* **READING PASSAGE**:
>>>
Introduction: Melanin-concentrating hormone (MCH) is an orexigenic neuropeptide which is located in the lateral hypothalamus and regulate the energy balance. MCH deficient mice are hypophagic, lean and do not develop hepatosteatosis when fed on high fat diet. The MCH increases food intake and adiposity, so we sought to investigate the role of the MCH on adipocyte and hepatic metabolism.
Methods: MCH were chronically administered into the lateral ventricles of rats brain, using osmotic pumps that released the MCH for a week. To study whether the sympathetic nervous system mediates the actions of MCH on white adipose tissue, deficient mice for the three beta-adrenergic receptors were used (triple knockout mice). To determine whether the central effect of MCH on the liver was mediated through the parasympathetic nervous system (PSNS), the vagus nerve was dissected. Adenoviral particles overexpressing MCH receptors (MCH-R) were estereotaxically administered into arcuate and lateral hypothalmus (LHA, ARC). Tissues were analyzed to determine the expression of genes and proteins involved in lipid metabolism of liver and fat.
<<<
* **RECORDS SUPPLIED**:
>>>
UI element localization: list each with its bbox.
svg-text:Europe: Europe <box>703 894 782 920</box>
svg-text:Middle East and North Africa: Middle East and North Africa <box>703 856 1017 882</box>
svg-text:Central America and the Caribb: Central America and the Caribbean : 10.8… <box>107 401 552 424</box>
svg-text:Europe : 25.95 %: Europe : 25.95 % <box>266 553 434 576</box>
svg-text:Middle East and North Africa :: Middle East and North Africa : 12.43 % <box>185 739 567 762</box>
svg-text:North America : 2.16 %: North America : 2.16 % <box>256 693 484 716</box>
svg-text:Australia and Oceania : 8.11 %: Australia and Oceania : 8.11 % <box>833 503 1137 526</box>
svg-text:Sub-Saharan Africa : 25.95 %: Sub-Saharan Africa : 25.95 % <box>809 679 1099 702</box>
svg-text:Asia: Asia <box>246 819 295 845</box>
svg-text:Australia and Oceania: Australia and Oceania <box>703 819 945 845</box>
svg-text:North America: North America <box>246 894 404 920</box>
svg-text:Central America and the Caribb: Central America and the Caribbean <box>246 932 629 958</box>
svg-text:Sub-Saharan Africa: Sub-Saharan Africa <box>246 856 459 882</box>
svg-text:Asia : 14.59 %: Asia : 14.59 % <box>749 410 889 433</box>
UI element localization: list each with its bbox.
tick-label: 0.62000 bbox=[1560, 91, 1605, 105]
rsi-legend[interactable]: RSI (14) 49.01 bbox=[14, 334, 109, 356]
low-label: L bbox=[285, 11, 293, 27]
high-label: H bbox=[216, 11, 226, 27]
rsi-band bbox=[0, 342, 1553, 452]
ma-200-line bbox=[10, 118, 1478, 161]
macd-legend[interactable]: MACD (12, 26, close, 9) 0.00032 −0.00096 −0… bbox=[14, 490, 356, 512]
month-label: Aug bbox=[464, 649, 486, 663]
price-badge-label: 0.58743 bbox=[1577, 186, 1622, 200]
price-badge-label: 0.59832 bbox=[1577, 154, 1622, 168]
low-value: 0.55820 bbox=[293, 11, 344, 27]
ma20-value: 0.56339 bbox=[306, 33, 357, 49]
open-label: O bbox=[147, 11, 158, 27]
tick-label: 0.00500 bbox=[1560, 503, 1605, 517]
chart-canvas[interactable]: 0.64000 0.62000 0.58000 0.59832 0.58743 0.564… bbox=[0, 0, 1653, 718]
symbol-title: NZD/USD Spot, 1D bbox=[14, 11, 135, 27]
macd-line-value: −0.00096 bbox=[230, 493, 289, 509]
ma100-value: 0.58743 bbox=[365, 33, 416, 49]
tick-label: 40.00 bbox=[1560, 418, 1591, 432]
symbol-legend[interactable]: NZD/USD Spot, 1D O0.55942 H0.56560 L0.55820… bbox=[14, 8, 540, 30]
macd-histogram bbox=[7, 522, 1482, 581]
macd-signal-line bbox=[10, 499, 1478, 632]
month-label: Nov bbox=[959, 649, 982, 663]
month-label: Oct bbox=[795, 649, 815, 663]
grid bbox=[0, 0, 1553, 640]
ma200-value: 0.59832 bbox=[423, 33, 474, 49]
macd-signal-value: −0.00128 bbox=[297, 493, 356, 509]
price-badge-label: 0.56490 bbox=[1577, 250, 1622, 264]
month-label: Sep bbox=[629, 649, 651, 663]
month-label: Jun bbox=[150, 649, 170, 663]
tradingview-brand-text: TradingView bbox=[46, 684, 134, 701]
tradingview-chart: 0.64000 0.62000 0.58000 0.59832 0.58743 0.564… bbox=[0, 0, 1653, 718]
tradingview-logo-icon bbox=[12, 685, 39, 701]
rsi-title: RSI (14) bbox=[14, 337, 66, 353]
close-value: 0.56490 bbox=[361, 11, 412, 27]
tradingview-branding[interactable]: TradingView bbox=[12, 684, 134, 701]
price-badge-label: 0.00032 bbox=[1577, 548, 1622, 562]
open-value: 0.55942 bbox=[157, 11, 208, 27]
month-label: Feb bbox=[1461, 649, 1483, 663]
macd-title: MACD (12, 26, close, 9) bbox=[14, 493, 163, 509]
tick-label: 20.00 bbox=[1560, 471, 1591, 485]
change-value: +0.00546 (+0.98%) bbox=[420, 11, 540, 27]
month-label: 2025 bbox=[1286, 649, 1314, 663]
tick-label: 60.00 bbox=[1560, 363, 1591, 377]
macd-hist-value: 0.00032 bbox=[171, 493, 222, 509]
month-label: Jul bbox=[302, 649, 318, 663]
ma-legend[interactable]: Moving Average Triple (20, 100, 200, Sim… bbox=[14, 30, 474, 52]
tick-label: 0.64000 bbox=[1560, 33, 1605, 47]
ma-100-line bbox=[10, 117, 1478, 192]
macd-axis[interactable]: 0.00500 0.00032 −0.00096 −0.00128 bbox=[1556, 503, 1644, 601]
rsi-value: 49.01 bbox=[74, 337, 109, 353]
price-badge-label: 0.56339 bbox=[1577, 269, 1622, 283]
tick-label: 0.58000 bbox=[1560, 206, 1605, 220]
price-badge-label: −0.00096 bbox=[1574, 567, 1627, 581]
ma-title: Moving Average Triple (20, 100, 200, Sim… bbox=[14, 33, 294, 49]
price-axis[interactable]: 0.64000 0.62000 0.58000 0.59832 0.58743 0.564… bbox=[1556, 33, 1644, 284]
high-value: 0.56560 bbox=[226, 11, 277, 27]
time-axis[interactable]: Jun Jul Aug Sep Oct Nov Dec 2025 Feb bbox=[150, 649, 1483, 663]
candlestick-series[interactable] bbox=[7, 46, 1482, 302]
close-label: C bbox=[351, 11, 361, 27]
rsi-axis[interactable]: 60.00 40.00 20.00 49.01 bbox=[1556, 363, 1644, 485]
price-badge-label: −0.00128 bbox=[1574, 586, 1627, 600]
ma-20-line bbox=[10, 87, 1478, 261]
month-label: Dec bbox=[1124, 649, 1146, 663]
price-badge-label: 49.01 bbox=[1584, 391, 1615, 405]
<<<
* **ASSIGNMENT 1**:
Return the stretch of the abstract on melanin-concentrating hormone from "Introduction: Melanin-concentrating hormone" through "and hepatic metabolism.".
* **ASSIGNMENT 2**:
Could you supply the next part of the abstract on melanin-concentrating hormone, picking up after its final sentence?
The records are separate material, unrelated to the abstract on melanin-concentrating hormone.

* **WRITTEN REPLY 1**:
Introduction: Melanin-concentrating hormone (MCH) is an orexigenic neuropeptide which is located in the lateral hypothalamus and regulate the energy balance. MCH deficient mice are hypophagic, lean and do not develop hepatosteatosis when fed on high fat diet. The MCH increases food intake and adiposity, so we sought to investigate the role of the MCH on adipocyte and hepatic metabolism.

* **WRITTEN REPLY 2**:
Results: The activation of MCH receptors (MCH-R) promotes the liver fat storage through the parasympathetic nervous system (PSNS), whereas it increases lipid deposition in WAT via the suppression of sympathetic traffic. These metabolic actions are independent of parallel changes in food intake and energy expenditure. Genetic activation of MCH-R increases body weight gain and food intake, specifically in the LHA modulated hepatic lipid metabolism, whereas the specific activation of this receptor in the arcuate nucleus affected adipocyte metabolism.
Conclusions: Central MCH system increases lipid storage via modulation of adipocyte and hepatic metabolism. Activation of MCH-R in the ARC control adipocyte lipid metabolism via a SNS-dependent mechanism, while the activation of MCH-R in the LHA influences hepatic lipid metabolism through the PSNS.